Records from a collection
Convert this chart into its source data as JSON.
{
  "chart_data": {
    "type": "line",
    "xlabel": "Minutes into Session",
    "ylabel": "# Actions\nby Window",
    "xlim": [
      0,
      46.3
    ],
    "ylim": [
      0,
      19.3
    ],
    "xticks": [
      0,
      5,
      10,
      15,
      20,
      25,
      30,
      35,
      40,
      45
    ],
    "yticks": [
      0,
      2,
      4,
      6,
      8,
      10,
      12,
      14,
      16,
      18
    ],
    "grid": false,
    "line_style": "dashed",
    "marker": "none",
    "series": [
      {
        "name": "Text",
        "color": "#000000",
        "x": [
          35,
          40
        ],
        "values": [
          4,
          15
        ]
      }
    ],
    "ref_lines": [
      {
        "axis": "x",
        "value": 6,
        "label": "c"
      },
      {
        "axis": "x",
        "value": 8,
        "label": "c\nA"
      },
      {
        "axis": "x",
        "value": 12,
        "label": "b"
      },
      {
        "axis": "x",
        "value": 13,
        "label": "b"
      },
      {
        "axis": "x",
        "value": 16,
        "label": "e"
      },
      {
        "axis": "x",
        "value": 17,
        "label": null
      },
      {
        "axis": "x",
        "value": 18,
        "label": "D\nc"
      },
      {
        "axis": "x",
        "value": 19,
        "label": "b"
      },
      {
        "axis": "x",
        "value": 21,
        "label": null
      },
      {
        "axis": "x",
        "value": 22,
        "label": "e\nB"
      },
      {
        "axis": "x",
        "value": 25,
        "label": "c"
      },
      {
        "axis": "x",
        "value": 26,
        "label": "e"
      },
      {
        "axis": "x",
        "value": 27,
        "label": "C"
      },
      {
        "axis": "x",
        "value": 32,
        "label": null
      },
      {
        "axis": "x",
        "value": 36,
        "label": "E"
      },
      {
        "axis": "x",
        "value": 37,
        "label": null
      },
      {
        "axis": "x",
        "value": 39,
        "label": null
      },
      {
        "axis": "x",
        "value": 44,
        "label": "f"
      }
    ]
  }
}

**What is expected**
Your task is to transcribe the material exactly.

**Response**
Convert this chart into its source data as JSON.
{
  "chart_data": {
    "type": "line",
    "xlabel": "Minutes into Session",
    "ylabel": "# Actions\nby Window",
    "xlim": [
      0,
      46.3
    ],
    "ylim": [
      0,
      19.3
    ],
    "xticks": [
      0,
      5,
      10,
      15,
      20,
      25,
      30,
      35,
      40,
      45
    ],
    "yticks": [
      0,
      2,
      4,
      6,
      8,
      10,
      12,
      14,
      16,
      18
    ],
    "grid": false,
    "line_style": "dashed",
    "marker": "none",
    "series": [
      {
        "name": "Text",
        "color": "#000000",
        "x": [
          35,
          40
        ],
        "values": [
          4,
          15
        ]
      }
    ],
    "ref_lines": [
      {
        "axis": "x",
        "value": 6,
        "label": "c"
      },
      {
        "axis": "x",
        "value": 8,
        "label": "c\nA"
      },
      {
        "axis": "x",
        "value": 12,
        "label": "b"
      },
      {
        "axis": "x",
        "value": 13,
        "label": "b"
      },
      {
        "axis": "x",
        "value": 16,
        "label": "e"
      },
      {
        "axis": "x",
        "value": 17,
        "label": null
      },
      {
        "axis": "x",
        "value": 18,
        "label": "D\nc"
      },
      {
        "axis": "x",
        "value": 19,
        "label": "b"
      },
      {
        "axis": "x",
        "value": 21,
        "label": null
      },
      {
        "axis": "x",
        "value": 22,
        "label": "e\nB"
      },
      {
        "axis": "x",
        "value": 25,
        "label": "c"
      },
      {
        "axis": "x",
        "value": 26,
        "label": "e"
      },
      {
        "axis": "x",
        "value": 27,
        "label": "C"
      },
      {
        "axis": "x",
        "value": 32,
        "label": null
      },
      {
        "axis": "x",
        "value": 36,
        "label": "E"
      },
      {
        "axis": "x",
        "value": 37,
        "label": null
      },
      {
        "axis": "x",
        "value": 39,
        "label": null
      },
      {
        "axis": "x",
        "value": 44,
        "label": "f"
      }
    ]
  }
}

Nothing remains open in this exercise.